SOURCE DATA:

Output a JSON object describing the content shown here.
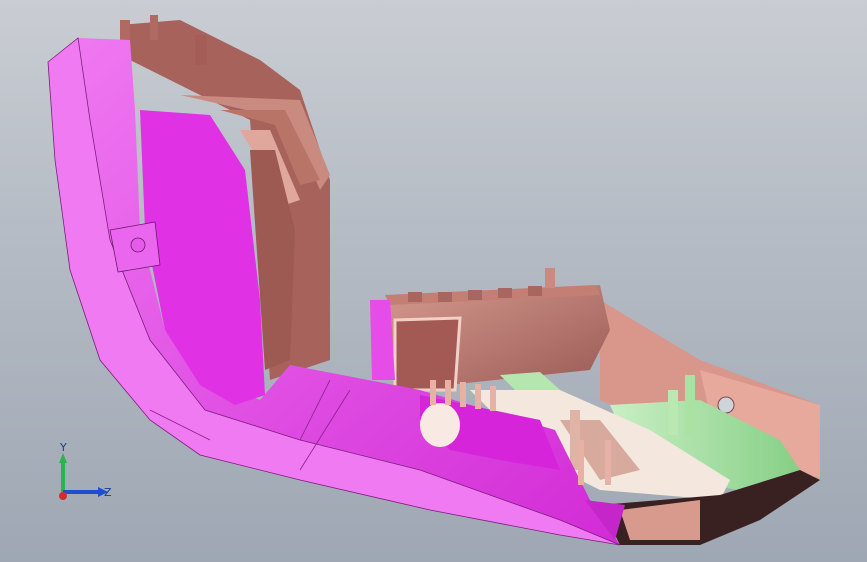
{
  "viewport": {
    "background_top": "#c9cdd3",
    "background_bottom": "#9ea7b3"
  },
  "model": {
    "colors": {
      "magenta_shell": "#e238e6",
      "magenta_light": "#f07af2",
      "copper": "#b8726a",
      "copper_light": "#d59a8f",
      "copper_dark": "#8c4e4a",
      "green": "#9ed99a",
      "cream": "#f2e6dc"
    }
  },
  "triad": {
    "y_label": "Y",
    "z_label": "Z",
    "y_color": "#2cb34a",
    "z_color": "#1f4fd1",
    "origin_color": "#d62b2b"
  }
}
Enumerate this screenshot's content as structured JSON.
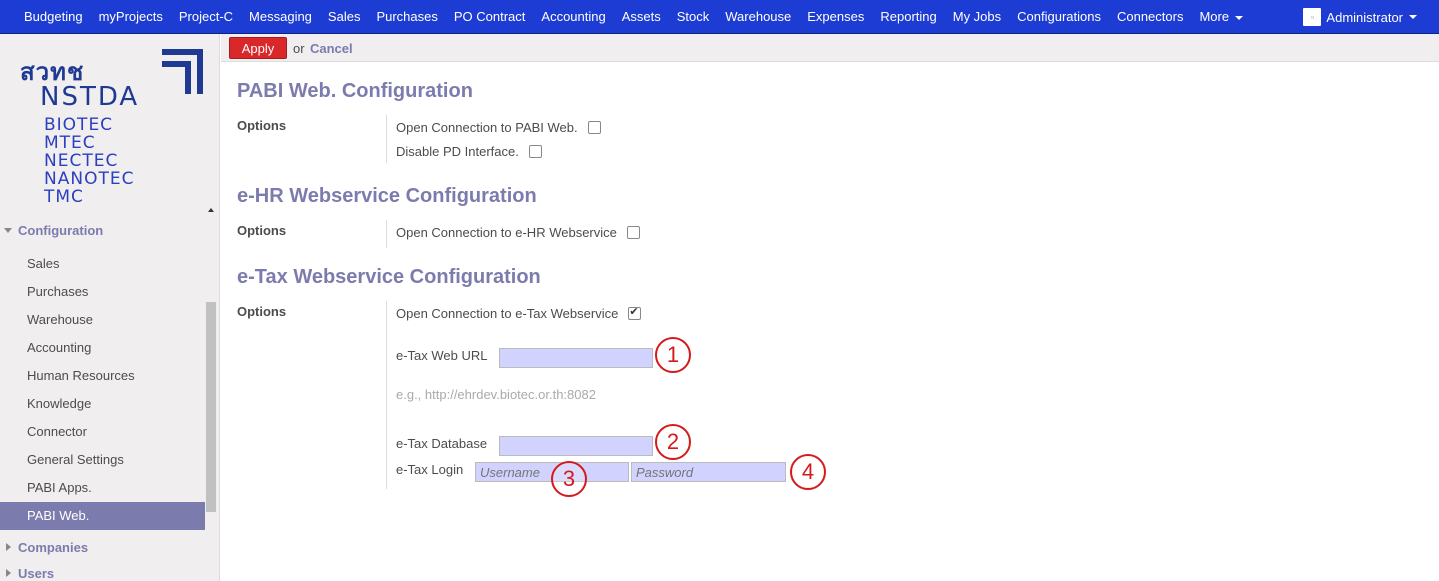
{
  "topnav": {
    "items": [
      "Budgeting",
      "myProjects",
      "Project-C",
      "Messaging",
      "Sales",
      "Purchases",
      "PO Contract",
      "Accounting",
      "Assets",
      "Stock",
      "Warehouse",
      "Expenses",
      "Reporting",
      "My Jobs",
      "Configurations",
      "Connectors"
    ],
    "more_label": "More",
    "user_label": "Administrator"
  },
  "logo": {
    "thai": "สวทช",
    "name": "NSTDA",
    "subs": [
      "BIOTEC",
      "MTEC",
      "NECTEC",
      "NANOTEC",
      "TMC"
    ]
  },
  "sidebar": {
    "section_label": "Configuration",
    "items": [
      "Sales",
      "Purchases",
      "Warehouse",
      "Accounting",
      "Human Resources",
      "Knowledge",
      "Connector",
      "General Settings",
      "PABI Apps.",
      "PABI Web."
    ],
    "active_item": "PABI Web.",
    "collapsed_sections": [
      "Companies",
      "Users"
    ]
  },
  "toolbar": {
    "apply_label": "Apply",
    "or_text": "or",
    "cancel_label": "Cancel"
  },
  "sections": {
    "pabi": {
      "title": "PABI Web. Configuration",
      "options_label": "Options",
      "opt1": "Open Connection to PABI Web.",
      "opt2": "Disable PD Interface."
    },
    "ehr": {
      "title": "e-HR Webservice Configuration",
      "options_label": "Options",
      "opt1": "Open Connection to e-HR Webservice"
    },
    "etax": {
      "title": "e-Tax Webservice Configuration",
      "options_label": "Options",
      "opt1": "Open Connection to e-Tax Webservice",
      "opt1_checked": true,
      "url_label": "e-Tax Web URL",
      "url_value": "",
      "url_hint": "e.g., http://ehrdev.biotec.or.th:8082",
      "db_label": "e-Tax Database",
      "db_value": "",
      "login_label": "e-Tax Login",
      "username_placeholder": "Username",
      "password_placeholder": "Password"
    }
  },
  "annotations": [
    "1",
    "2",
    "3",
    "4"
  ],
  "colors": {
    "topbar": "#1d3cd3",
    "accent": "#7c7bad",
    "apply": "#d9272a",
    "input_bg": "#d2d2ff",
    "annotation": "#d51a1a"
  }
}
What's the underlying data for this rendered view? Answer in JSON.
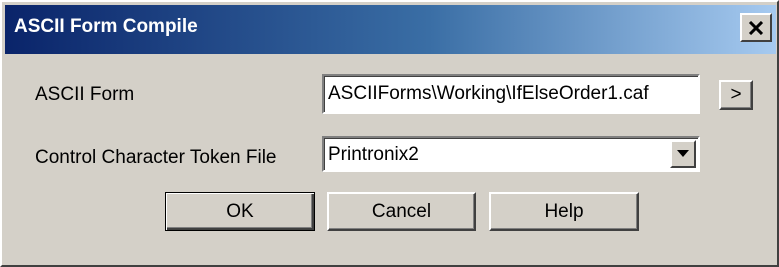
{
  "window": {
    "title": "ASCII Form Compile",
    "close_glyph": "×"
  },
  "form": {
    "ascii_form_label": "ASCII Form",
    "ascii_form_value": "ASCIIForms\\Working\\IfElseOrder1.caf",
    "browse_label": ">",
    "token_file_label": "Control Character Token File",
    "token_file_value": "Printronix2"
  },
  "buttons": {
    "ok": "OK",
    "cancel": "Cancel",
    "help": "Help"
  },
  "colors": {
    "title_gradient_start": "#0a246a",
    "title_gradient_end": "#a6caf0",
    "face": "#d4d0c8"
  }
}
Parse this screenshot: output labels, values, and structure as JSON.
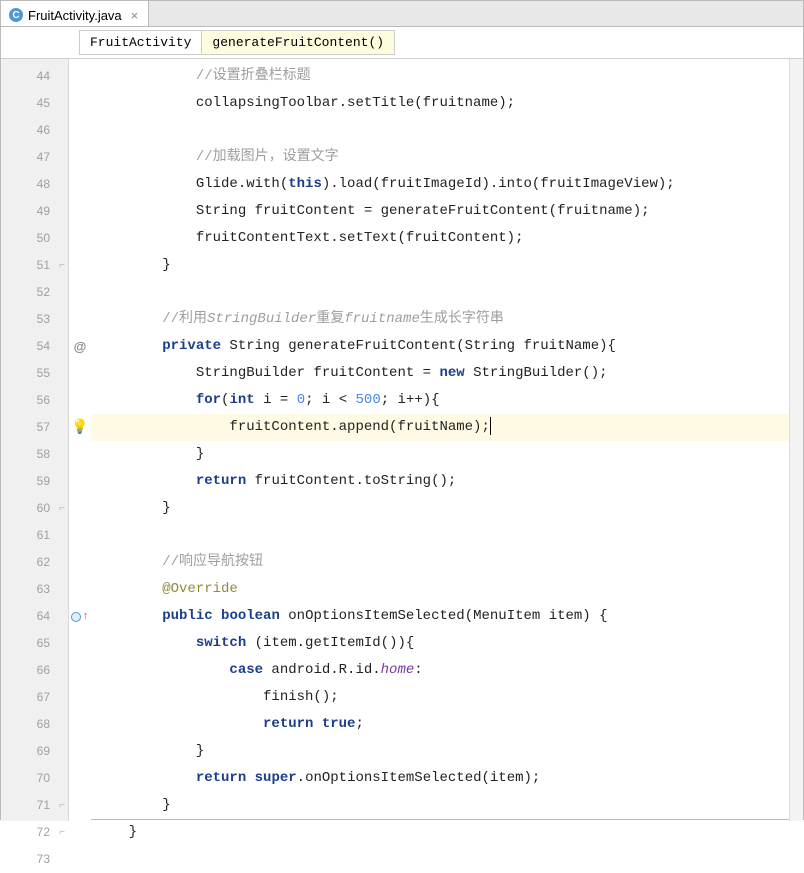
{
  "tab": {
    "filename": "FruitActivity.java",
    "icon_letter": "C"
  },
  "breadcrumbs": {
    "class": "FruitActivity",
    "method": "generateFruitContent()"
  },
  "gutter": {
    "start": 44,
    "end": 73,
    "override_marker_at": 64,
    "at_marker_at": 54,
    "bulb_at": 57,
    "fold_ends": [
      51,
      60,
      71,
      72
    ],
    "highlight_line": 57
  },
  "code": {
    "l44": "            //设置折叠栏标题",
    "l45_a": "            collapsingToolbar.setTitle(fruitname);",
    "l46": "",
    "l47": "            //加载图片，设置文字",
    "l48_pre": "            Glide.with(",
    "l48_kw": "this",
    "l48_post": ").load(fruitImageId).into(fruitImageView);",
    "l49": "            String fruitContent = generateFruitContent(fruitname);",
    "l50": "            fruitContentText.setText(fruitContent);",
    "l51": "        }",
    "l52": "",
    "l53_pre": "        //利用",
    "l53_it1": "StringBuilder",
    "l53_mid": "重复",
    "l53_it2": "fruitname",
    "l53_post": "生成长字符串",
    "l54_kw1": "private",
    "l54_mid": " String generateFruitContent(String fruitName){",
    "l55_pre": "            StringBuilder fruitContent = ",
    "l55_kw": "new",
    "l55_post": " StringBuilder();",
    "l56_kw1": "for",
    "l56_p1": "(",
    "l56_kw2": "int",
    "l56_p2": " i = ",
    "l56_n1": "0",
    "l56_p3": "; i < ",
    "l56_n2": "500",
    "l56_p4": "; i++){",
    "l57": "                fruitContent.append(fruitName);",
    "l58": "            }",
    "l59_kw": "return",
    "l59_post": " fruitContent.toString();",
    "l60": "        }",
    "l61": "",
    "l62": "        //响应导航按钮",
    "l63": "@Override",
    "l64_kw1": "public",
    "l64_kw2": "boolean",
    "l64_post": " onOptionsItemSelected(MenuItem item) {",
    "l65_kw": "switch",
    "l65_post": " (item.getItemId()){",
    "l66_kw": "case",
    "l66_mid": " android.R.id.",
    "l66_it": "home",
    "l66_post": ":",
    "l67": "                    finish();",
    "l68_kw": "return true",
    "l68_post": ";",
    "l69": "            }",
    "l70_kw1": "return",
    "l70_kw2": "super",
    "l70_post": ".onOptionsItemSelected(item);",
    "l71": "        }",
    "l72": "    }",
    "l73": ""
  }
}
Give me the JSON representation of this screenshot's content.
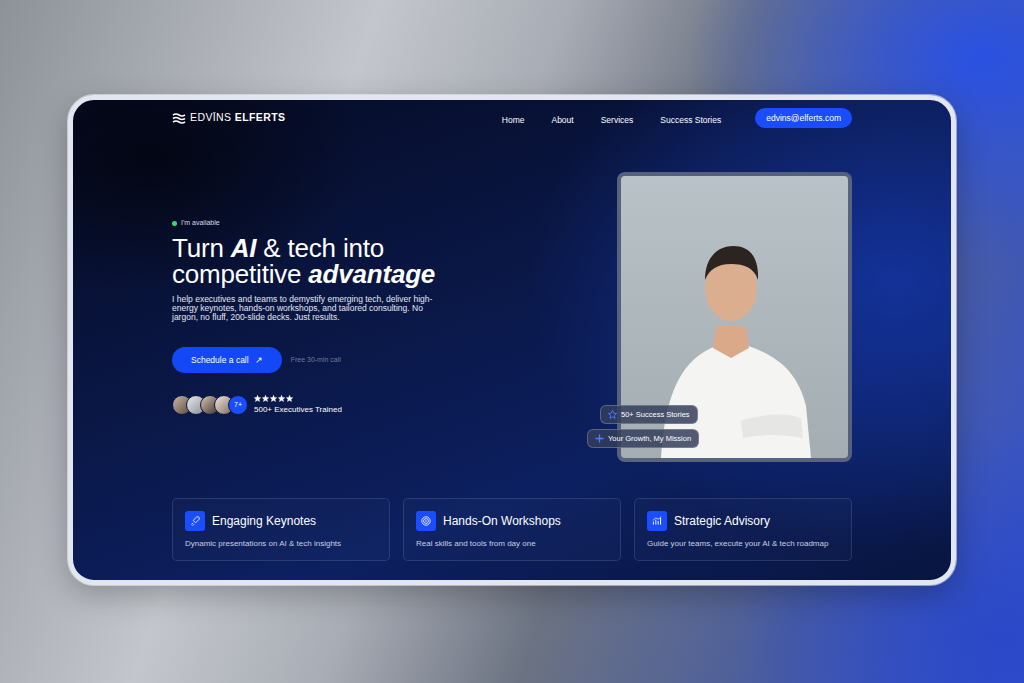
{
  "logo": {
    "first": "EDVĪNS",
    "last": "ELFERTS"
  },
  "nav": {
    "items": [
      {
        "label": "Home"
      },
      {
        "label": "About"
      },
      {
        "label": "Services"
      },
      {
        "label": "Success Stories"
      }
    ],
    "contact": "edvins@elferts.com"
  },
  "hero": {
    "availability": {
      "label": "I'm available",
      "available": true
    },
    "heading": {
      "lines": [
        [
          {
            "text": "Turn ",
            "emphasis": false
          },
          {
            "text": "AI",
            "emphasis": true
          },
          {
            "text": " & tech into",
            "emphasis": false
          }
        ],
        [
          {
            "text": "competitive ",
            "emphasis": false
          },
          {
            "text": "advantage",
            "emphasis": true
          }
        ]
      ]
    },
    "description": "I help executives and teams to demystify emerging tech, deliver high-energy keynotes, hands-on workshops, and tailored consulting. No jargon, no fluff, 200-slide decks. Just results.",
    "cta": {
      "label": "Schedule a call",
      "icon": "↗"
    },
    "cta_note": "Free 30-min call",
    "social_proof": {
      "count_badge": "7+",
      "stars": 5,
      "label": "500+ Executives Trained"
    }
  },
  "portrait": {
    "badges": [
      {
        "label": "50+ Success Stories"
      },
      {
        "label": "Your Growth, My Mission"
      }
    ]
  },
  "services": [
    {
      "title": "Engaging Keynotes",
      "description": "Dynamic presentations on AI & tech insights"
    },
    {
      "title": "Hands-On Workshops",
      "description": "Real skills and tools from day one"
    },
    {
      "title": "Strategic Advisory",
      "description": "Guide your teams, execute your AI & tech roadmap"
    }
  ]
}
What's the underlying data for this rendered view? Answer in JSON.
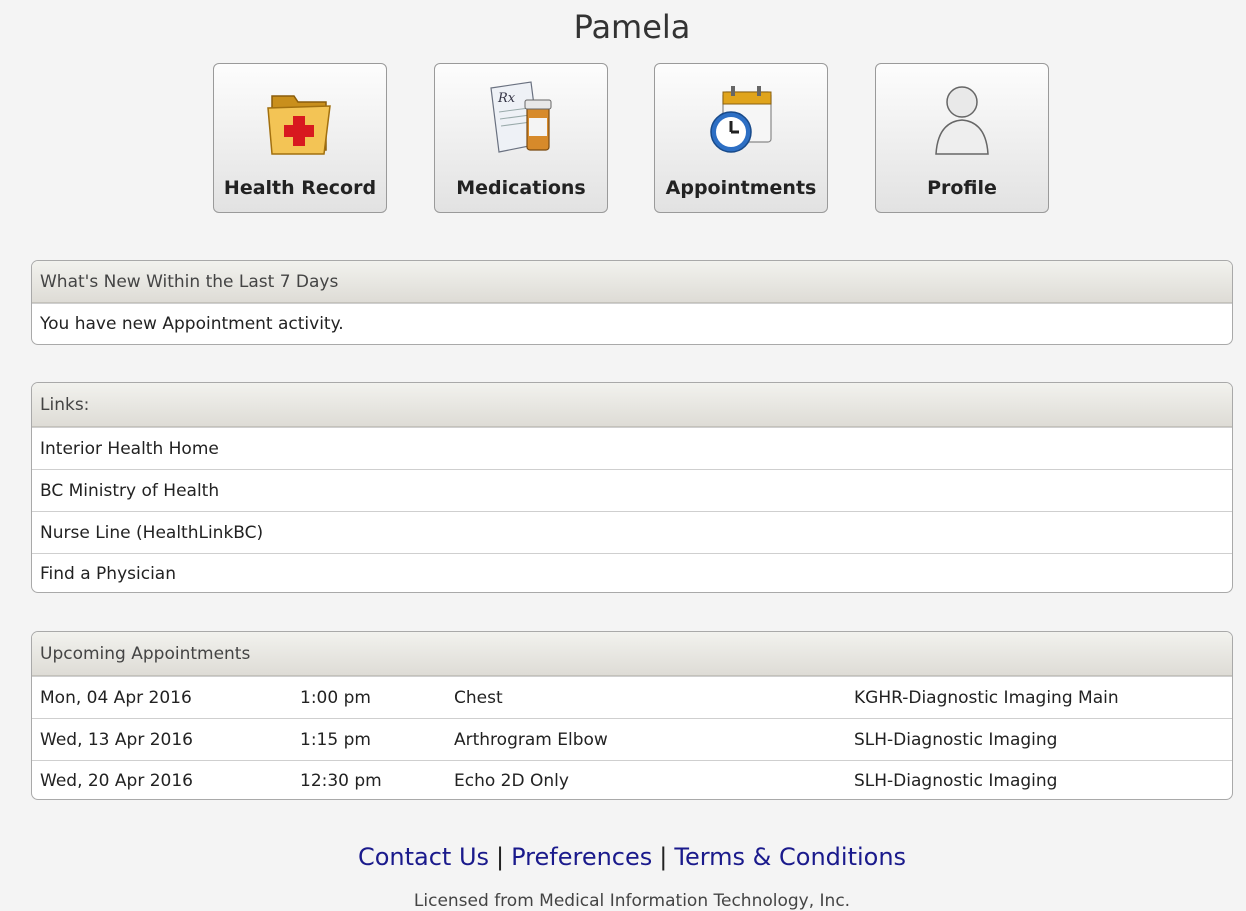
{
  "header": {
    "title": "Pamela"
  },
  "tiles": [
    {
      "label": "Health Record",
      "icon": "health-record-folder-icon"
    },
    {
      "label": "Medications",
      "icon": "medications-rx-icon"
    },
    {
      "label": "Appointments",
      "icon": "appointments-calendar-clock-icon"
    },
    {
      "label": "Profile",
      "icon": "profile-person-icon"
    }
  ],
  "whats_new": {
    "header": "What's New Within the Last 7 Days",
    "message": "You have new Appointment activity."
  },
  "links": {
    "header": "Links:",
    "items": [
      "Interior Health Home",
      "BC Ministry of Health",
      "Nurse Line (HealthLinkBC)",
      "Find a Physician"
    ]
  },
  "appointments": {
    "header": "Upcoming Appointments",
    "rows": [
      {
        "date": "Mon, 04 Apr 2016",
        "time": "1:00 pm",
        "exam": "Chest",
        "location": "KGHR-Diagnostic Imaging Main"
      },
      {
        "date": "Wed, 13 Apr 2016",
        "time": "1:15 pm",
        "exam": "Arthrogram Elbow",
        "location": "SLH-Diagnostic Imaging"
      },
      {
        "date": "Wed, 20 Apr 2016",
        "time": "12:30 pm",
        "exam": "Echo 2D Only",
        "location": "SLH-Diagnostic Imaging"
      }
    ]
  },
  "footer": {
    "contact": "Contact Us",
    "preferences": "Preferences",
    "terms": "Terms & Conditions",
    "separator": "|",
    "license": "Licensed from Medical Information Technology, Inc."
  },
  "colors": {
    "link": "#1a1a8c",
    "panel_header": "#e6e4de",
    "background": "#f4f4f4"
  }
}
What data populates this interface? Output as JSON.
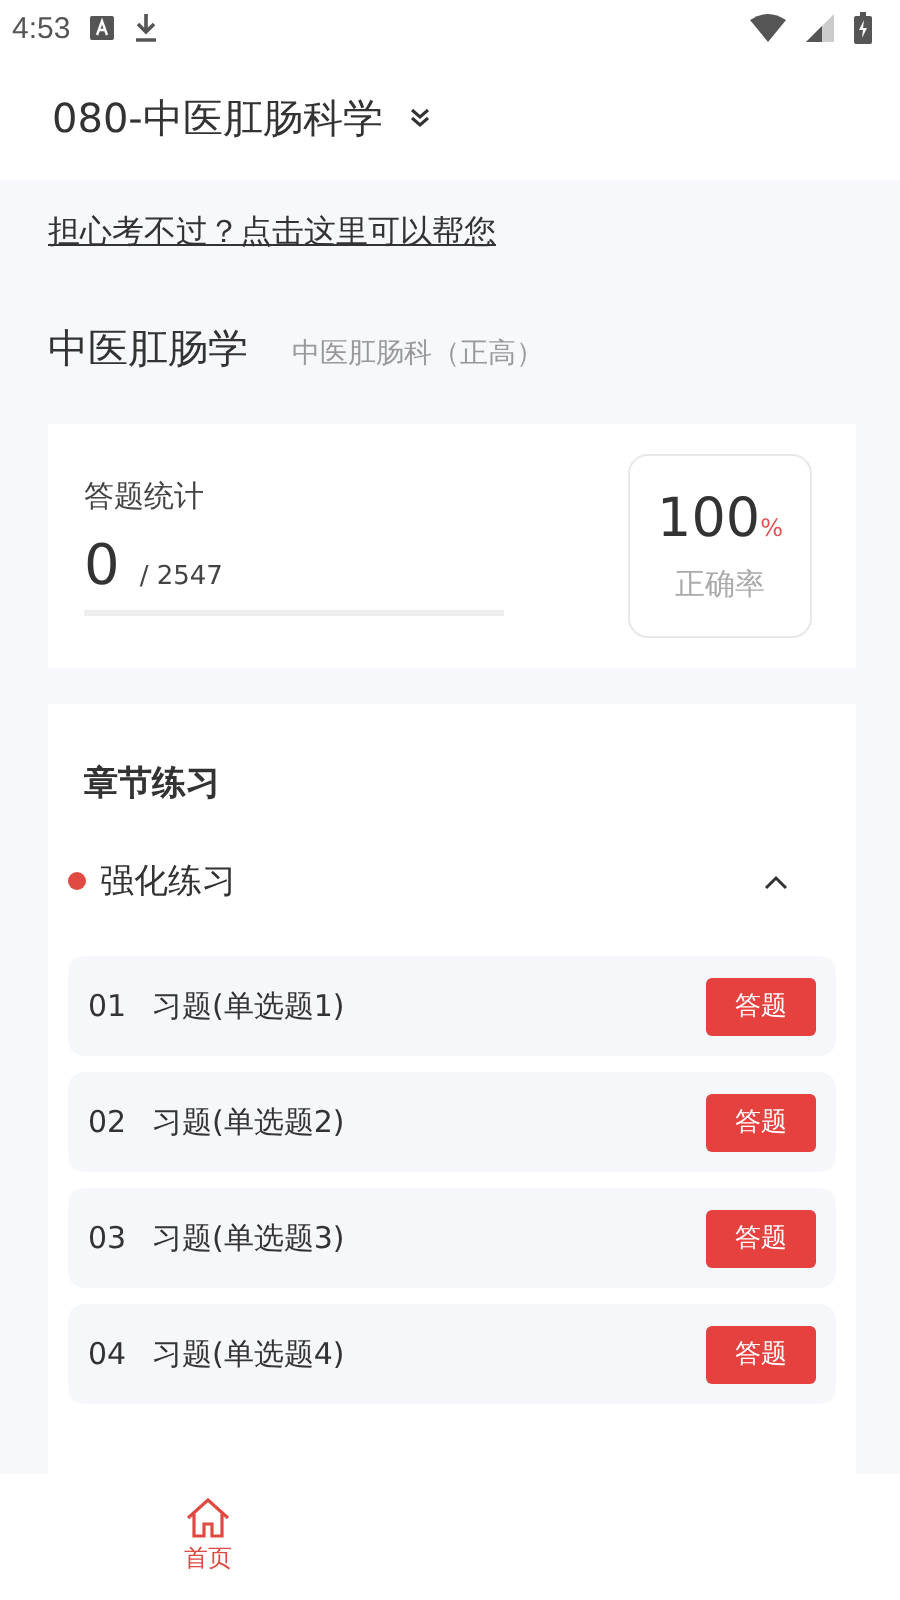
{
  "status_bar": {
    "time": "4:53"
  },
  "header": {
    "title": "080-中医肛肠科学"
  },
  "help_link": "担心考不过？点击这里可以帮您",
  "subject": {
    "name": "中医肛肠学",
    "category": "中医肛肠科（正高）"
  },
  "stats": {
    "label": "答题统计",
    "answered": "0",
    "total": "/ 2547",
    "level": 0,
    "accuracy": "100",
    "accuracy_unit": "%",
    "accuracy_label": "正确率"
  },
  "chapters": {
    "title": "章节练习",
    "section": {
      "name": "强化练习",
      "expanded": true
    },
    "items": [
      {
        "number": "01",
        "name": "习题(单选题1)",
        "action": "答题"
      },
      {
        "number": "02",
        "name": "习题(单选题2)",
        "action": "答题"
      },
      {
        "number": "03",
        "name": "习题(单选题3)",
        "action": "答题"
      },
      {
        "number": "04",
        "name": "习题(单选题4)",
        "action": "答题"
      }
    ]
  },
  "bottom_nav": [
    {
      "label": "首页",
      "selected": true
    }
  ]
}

GIVEN TASK: Looking at the listing above, how many of its lines contain the string "Stories"? Give the number alone.

RIGHT ANSWER: 2